■ **Instructions for the task**:
Everything from the line containing "Serialize everything readable" to the last line of the records must be returned verbatim; nothing else belongs in the output.

■ **Input**:
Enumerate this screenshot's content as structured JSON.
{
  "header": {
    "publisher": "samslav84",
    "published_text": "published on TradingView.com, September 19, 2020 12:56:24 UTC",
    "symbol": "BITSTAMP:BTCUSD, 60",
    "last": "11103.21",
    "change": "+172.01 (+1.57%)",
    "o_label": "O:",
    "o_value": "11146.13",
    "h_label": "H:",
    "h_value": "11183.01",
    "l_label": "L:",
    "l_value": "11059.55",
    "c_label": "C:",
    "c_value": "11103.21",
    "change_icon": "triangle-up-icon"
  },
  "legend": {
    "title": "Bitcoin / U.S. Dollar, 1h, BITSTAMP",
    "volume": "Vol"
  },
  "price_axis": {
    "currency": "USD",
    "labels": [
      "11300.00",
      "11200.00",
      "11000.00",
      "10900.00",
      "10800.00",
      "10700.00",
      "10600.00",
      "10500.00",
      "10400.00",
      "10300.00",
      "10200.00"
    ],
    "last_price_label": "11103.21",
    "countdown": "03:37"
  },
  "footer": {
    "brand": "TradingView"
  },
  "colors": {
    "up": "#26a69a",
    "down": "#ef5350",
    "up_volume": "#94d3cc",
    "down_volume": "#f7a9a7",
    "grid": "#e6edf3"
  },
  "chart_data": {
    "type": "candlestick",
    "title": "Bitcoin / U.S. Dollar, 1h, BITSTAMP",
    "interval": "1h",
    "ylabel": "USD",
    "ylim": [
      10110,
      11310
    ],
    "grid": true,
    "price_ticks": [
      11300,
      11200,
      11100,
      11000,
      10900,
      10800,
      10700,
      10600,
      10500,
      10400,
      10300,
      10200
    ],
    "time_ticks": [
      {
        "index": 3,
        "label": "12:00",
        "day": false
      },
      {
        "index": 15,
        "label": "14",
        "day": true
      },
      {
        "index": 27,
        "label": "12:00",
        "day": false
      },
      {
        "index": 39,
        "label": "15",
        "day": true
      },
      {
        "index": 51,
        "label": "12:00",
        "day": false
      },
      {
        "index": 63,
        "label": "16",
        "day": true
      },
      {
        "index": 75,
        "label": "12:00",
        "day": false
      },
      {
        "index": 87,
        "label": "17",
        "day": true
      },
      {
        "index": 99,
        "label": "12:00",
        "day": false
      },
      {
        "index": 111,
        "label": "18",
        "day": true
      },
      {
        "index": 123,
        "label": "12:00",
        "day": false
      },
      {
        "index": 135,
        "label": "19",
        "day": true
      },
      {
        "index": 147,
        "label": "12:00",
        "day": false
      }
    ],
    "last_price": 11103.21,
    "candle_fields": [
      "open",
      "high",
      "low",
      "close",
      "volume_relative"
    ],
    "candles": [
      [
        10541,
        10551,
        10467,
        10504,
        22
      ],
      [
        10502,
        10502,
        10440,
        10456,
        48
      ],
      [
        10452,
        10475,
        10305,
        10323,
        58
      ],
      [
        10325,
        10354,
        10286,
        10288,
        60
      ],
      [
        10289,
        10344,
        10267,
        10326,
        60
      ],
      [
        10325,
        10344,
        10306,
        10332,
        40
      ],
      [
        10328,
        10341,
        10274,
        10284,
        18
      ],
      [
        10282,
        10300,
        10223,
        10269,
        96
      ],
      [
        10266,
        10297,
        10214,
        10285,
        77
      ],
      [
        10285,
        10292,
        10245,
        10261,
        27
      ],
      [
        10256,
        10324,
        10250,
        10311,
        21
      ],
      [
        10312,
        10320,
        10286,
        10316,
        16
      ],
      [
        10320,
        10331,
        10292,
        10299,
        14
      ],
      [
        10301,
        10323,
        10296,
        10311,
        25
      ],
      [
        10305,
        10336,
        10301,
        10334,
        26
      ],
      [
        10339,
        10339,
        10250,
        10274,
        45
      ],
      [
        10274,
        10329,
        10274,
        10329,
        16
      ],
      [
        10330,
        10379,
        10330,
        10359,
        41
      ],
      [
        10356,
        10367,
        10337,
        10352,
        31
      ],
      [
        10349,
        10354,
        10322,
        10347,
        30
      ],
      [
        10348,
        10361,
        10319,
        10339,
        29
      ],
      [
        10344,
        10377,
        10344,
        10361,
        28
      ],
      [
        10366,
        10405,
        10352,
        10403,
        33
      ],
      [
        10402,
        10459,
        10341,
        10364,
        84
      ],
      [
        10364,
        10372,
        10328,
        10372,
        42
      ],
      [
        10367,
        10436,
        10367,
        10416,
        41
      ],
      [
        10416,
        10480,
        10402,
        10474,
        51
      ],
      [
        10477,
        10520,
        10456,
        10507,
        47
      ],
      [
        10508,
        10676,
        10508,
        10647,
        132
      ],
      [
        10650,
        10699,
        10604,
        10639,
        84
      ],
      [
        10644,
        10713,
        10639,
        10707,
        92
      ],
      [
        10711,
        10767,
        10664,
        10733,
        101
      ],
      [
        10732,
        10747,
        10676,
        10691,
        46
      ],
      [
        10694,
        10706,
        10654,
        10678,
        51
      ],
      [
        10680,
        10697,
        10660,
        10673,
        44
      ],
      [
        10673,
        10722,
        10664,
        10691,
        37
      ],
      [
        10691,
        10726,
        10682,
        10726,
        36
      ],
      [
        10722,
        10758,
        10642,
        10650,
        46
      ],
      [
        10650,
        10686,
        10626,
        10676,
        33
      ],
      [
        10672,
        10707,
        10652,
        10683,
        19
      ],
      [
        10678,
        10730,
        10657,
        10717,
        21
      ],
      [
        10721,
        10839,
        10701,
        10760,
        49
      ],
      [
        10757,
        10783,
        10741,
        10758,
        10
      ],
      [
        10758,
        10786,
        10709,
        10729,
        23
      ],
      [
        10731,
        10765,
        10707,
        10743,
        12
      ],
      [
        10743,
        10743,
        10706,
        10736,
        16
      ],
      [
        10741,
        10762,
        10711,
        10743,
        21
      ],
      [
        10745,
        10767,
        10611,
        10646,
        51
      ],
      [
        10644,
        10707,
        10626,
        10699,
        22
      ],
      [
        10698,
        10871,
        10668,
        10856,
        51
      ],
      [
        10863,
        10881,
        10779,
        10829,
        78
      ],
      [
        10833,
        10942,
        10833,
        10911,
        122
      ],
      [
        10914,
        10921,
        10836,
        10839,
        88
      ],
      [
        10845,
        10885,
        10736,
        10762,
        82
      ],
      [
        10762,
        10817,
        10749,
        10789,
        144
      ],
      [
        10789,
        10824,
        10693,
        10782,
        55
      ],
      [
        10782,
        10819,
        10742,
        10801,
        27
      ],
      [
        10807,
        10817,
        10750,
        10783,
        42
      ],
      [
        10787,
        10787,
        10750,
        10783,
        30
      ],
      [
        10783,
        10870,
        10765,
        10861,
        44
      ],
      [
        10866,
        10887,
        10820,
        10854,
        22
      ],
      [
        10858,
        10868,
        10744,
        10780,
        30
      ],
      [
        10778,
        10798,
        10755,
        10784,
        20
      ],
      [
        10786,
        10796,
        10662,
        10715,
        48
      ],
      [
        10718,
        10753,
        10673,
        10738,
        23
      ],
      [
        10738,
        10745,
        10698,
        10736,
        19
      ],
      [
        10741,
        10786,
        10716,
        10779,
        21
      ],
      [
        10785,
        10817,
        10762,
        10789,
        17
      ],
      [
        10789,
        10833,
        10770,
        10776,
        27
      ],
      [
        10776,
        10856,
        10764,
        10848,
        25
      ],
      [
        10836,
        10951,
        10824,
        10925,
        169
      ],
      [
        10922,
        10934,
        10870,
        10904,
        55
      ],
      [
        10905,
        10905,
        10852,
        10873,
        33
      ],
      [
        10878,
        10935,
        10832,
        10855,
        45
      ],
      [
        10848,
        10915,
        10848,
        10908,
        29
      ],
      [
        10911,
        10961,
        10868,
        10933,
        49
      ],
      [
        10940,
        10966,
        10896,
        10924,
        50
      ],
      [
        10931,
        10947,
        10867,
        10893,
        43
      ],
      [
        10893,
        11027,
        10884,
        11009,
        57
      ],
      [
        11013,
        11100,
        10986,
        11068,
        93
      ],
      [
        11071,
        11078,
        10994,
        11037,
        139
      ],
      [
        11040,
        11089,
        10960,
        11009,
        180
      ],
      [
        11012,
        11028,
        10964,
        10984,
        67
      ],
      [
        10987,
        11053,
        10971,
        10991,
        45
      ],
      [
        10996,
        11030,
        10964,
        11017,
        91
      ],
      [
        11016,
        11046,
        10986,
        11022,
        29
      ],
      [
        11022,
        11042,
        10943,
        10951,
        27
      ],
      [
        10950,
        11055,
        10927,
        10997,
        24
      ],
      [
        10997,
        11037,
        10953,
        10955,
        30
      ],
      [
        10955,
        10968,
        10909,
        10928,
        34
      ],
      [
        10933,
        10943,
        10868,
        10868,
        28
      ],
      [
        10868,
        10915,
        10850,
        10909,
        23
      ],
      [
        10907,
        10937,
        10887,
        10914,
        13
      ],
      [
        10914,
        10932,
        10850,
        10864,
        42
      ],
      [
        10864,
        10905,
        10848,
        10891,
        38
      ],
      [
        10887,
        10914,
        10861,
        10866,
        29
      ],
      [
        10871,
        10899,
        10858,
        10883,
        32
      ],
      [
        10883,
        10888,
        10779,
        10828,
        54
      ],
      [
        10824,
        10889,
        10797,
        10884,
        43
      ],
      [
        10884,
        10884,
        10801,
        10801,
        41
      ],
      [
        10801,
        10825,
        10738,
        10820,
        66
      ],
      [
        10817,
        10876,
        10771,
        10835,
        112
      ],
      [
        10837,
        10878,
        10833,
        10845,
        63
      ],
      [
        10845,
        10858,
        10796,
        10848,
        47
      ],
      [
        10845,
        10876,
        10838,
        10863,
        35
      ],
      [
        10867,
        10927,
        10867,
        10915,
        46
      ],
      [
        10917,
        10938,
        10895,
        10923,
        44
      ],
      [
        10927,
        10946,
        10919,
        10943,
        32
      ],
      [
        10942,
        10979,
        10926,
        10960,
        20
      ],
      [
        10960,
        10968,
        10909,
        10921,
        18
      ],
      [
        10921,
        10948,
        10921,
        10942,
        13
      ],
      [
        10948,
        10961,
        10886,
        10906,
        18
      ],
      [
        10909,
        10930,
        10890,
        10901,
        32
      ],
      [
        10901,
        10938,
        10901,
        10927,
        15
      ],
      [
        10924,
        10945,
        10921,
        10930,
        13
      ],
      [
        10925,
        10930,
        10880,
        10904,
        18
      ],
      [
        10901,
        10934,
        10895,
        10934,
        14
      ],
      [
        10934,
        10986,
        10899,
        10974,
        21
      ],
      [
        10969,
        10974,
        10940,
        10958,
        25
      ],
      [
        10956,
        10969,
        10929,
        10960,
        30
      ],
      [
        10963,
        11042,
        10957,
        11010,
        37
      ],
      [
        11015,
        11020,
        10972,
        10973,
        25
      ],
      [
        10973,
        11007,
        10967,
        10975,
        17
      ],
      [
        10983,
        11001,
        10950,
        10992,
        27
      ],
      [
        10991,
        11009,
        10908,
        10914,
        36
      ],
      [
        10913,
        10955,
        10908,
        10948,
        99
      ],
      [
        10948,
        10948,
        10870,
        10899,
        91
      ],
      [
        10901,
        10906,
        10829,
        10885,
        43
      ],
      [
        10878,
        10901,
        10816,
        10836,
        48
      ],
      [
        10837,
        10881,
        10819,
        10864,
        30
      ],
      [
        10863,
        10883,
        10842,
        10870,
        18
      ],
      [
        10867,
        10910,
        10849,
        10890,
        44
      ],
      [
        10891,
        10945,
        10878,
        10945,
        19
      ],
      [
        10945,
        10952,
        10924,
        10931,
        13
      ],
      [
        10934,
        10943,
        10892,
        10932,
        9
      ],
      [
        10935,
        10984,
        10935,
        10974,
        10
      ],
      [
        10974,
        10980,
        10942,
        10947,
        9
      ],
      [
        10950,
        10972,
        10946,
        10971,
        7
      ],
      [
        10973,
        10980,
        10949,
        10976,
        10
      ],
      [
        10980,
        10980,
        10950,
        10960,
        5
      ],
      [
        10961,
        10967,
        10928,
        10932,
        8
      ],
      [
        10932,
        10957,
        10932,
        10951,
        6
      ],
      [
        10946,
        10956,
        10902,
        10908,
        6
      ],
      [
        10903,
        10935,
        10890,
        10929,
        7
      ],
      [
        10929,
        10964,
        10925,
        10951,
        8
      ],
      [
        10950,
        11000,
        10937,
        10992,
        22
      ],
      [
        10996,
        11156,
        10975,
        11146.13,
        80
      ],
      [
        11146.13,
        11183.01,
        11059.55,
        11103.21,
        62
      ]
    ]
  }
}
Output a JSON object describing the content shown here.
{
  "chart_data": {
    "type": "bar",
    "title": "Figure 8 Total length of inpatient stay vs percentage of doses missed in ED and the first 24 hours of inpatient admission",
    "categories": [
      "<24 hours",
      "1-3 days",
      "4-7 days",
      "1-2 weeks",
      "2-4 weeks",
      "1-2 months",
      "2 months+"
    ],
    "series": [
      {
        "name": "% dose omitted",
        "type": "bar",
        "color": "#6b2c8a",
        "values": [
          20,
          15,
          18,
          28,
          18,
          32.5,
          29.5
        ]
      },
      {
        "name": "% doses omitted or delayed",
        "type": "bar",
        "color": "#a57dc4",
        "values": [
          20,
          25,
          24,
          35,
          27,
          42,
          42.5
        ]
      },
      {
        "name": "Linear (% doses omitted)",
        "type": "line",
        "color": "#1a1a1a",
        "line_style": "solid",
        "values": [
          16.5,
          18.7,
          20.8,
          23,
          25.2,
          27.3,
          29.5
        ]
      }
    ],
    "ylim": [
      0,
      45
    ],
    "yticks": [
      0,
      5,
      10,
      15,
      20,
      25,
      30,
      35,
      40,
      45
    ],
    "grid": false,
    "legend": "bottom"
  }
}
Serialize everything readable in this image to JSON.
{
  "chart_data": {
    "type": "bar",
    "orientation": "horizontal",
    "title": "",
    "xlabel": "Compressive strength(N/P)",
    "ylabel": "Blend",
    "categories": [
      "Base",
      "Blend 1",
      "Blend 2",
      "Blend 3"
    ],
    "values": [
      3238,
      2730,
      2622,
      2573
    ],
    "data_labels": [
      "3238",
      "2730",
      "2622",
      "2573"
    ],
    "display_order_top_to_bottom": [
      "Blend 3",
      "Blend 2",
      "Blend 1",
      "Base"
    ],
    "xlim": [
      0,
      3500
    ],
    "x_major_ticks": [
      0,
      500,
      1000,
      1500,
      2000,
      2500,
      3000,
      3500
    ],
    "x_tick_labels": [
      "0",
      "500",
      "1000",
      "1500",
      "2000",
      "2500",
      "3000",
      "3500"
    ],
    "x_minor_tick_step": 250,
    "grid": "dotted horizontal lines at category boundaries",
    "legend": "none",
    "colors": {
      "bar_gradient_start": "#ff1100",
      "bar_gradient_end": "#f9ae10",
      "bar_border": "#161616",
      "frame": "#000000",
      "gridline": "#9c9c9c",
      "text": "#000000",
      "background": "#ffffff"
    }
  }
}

■ **Reply**:
Serialize everything readable in this image to JSON.
{
  "chart_data": {
    "type": "bar",
    "orientation": "horizontal",
    "title": "",
    "xlabel": "Compressive strength(N/P)",
    "ylabel": "Blend",
    "categories": [
      "Base",
      "Blend 1",
      "Blend 2",
      "Blend 3"
    ],
    "values": [
      3238,
      2730,
      2622,
      2573
    ],
    "data_labels": [
      "3238",
      "2730",
      "2622",
      "2573"
    ],
    "display_order_top_to_bottom": [
      "Blend 3",
      "Blend 2",
      "Blend 1",
      "Base"
    ],
    "xlim": [
      0,
      3500
    ],
    "x_major_ticks": [
      0,
      500,
      1000,
      1500,
      2000,
      2500,
      3000,
      3500
    ],
    "x_tick_labels": [
      "0",
      "500",
      "1000",
      "1500",
      "2000",
      "2500",
      "3000",
      "3500"
    ],
    "x_minor_tick_step": 250,
    "grid": "dotted horizontal lines at category boundaries",
    "legend": "none",
    "colors": {
      "bar_gradient_start": "#ff1100",
      "bar_gradient_end": "#f9ae10",
      "bar_border": "#161616",
      "frame": "#000000",
      "gridline": "#9c9c9c",
      "text": "#000000",
      "background": "#ffffff"
    }
  }
}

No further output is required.